→ **Exercise requirements**: From the entries that follow, extract each line holding the string "Grigor".

→ **Information shown**:
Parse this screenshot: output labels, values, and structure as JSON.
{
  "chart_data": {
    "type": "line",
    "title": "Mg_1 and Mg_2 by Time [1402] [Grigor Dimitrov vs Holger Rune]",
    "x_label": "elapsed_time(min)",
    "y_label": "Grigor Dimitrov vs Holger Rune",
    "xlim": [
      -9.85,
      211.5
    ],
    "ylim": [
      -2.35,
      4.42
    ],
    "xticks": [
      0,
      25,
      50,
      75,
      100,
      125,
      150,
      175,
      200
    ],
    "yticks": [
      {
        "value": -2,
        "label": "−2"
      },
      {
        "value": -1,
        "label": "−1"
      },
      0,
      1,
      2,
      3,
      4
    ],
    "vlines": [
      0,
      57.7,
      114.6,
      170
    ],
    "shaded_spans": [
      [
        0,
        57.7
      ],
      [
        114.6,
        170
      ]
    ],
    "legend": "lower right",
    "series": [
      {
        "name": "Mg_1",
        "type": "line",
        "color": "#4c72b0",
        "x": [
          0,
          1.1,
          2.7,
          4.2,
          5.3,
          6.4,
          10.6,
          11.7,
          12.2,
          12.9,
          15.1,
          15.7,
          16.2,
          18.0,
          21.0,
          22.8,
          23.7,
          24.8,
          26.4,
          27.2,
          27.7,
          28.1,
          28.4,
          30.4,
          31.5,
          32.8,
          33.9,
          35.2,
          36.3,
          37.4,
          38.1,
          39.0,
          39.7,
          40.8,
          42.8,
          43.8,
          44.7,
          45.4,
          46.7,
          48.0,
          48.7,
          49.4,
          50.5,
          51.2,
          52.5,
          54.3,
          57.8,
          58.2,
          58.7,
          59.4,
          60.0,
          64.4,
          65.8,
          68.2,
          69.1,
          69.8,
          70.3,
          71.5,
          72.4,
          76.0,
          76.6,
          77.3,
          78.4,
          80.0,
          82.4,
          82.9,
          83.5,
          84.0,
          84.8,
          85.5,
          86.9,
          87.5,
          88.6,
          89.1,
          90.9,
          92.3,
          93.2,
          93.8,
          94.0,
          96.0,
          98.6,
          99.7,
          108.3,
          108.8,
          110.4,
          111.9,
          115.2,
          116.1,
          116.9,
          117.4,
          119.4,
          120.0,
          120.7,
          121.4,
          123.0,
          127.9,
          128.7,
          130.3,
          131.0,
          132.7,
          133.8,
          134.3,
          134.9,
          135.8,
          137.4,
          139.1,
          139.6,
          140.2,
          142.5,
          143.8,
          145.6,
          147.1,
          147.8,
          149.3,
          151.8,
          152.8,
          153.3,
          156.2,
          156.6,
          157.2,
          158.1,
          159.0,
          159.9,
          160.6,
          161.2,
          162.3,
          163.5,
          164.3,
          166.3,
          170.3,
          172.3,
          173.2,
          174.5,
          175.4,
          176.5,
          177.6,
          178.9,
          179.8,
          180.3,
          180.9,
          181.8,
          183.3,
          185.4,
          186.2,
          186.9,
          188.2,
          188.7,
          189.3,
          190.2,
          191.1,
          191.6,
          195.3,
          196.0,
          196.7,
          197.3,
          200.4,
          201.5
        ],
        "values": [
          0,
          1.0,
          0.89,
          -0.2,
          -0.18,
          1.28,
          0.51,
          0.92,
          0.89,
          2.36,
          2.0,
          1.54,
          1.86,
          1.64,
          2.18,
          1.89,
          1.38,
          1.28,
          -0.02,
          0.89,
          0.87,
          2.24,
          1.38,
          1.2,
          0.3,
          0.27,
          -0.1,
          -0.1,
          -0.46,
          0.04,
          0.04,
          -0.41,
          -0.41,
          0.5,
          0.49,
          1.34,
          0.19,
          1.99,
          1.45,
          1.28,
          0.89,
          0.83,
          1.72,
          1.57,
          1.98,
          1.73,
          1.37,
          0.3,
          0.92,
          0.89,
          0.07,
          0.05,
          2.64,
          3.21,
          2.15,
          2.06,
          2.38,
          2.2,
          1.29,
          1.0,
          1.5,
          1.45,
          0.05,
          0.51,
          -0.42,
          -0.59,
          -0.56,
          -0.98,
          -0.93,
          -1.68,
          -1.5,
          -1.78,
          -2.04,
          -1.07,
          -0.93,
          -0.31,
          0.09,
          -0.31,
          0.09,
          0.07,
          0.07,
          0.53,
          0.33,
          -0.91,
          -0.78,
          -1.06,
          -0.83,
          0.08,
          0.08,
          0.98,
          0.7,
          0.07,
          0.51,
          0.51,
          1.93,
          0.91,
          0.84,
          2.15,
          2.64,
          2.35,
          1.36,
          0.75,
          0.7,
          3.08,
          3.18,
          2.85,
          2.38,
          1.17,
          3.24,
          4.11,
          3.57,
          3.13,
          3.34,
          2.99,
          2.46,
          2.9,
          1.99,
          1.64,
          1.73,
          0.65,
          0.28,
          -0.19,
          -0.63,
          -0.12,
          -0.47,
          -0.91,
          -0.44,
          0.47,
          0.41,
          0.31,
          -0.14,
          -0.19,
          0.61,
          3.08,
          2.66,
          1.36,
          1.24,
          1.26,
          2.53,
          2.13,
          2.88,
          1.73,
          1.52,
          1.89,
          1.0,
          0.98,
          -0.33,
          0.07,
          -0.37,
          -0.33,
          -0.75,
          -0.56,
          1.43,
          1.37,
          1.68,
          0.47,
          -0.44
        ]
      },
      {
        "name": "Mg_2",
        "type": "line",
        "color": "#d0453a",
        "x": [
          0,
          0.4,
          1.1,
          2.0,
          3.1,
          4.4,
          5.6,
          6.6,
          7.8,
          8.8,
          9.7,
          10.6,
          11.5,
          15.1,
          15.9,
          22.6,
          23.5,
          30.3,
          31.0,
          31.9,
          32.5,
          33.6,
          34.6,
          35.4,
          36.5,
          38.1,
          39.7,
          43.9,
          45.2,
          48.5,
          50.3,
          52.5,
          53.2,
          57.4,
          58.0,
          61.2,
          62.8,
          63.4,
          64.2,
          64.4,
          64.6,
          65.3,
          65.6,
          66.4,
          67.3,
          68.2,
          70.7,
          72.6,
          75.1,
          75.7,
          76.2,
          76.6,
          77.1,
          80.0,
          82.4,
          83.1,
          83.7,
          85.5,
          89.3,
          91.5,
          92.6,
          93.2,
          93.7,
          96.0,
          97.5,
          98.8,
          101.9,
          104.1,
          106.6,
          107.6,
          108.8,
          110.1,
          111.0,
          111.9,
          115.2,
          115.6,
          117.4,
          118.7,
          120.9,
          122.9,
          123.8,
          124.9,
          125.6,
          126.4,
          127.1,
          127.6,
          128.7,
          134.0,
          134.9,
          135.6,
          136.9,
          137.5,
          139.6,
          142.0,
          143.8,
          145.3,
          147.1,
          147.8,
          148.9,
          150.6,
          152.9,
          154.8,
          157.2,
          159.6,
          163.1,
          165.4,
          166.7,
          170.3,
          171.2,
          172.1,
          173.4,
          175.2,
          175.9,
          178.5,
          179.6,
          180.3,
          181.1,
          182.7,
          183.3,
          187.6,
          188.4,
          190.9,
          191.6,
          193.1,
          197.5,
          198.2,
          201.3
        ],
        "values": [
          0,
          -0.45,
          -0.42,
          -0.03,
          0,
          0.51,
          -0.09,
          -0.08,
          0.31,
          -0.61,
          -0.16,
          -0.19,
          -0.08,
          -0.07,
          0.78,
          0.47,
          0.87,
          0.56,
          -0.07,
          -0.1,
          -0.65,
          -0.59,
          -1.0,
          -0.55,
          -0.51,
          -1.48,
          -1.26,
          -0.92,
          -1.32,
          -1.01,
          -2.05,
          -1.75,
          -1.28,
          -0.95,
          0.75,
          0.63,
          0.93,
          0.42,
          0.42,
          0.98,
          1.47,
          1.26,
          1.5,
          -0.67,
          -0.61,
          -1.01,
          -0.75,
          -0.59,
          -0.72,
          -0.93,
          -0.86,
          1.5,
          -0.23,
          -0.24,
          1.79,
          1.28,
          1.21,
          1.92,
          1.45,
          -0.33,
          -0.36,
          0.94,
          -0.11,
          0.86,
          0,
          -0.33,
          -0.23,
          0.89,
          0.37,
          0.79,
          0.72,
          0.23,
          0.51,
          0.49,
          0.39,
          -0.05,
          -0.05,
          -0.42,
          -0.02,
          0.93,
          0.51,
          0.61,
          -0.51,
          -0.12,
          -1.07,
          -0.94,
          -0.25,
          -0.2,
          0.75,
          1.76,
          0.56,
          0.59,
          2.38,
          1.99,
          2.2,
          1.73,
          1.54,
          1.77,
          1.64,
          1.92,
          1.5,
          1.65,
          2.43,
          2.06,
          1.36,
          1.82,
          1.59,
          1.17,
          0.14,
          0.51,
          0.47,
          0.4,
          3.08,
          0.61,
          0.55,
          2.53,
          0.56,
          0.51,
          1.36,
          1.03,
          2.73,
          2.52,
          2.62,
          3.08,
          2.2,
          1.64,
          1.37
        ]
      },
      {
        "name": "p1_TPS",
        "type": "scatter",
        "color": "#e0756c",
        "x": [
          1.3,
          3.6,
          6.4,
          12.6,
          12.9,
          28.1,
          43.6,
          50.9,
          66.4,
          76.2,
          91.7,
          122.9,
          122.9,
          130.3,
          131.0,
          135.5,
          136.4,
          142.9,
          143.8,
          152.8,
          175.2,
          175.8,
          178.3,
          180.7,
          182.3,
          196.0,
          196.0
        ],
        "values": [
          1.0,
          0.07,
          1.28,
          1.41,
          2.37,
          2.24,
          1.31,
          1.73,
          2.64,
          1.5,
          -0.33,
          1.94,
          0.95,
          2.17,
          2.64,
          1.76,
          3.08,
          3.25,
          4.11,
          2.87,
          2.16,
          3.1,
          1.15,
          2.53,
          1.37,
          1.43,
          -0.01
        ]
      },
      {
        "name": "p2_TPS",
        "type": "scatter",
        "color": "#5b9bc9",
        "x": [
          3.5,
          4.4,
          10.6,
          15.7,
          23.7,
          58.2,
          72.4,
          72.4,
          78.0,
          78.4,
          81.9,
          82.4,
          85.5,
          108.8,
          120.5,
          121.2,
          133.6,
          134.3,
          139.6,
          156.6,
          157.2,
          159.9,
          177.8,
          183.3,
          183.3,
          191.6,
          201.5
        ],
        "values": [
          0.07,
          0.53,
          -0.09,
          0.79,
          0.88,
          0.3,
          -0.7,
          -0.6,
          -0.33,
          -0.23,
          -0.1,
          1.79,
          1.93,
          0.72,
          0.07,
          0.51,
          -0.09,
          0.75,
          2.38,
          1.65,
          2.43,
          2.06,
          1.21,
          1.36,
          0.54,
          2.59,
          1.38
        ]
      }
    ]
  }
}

→ **Exercise solution**:
    "title": "Mg_1 and Mg_2 by Time [1402] [Grigor Dimitrov vs Holger Rune]",
    "y_label": "Grigor Dimitrov vs Holger Rune",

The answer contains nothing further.